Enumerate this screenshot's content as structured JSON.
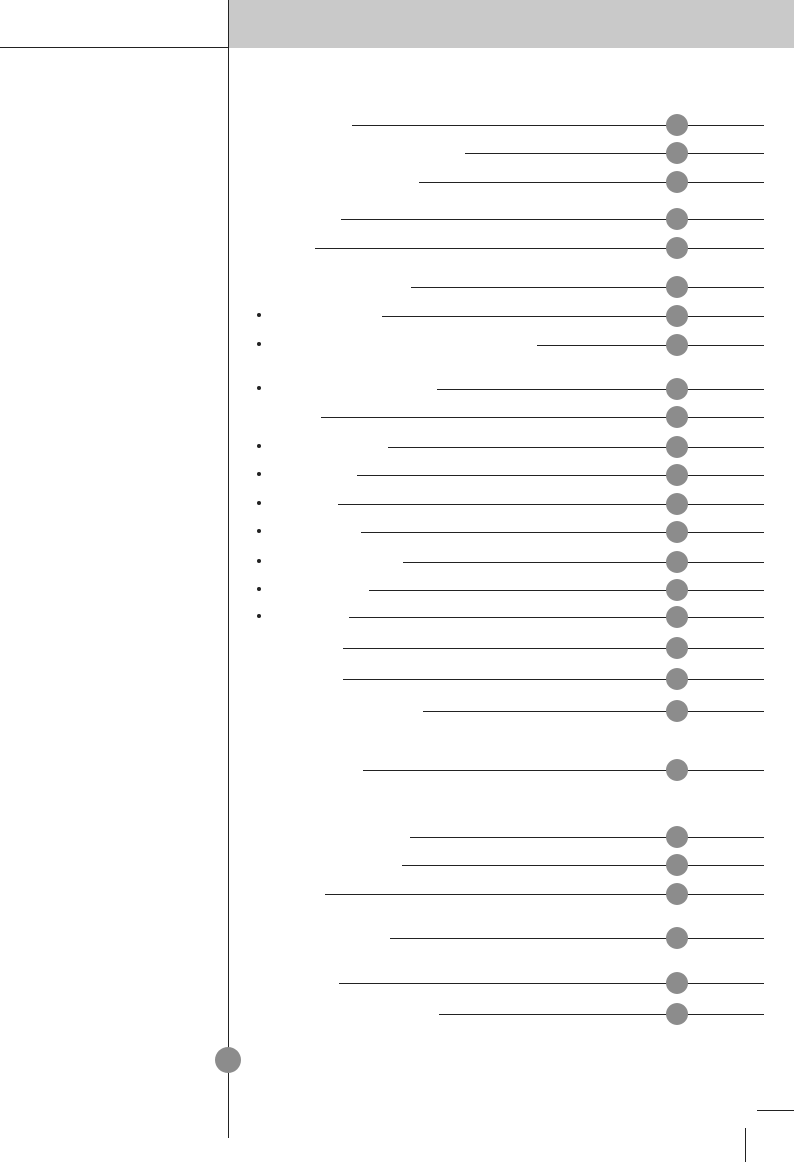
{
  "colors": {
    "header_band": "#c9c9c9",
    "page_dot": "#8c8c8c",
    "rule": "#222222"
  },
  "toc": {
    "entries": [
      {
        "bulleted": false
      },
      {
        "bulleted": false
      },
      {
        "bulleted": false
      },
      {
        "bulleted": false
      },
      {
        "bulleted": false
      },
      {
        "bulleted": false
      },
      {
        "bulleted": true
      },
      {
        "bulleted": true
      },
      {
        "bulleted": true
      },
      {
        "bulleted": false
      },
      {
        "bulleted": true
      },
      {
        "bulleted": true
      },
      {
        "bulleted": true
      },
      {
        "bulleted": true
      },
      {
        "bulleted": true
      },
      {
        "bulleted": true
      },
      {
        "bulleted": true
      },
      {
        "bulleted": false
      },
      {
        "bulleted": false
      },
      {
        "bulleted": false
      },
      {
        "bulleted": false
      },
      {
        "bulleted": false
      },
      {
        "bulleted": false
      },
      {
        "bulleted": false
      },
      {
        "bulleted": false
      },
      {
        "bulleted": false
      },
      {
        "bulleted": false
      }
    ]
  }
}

......

STATED PROBLEM: Every line of the data should be copied as it stands, without the images.

SOLUTION BELOW:
Enumerate this screenshot's content as structured JSON.
{
  "colors": {
    "header_band": "#c9c9c9",
    "page_dot": "#8c8c8c",
    "rule": "#222222"
  },
  "toc": {
    "entries": [
      {
        "bulleted": false
      },
      {
        "bulleted": false
      },
      {
        "bulleted": false
      },
      {
        "bulleted": false
      },
      {
        "bulleted": false
      },
      {
        "bulleted": false
      },
      {
        "bulleted": true
      },
      {
        "bulleted": true
      },
      {
        "bulleted": true
      },
      {
        "bulleted": false
      },
      {
        "bulleted": true
      },
      {
        "bulleted": true
      },
      {
        "bulleted": true
      },
      {
        "bulleted": true
      },
      {
        "bulleted": true
      },
      {
        "bulleted": true
      },
      {
        "bulleted": true
      },
      {
        "bulleted": false
      },
      {
        "bulleted": false
      },
      {
        "bulleted": false
      },
      {
        "bulleted": false
      },
      {
        "bulleted": false
      },
      {
        "bulleted": false
      },
      {
        "bulleted": false
      },
      {
        "bulleted": false
      },
      {
        "bulleted": false
      },
      {
        "bulleted": false
      }
    ]
  }
}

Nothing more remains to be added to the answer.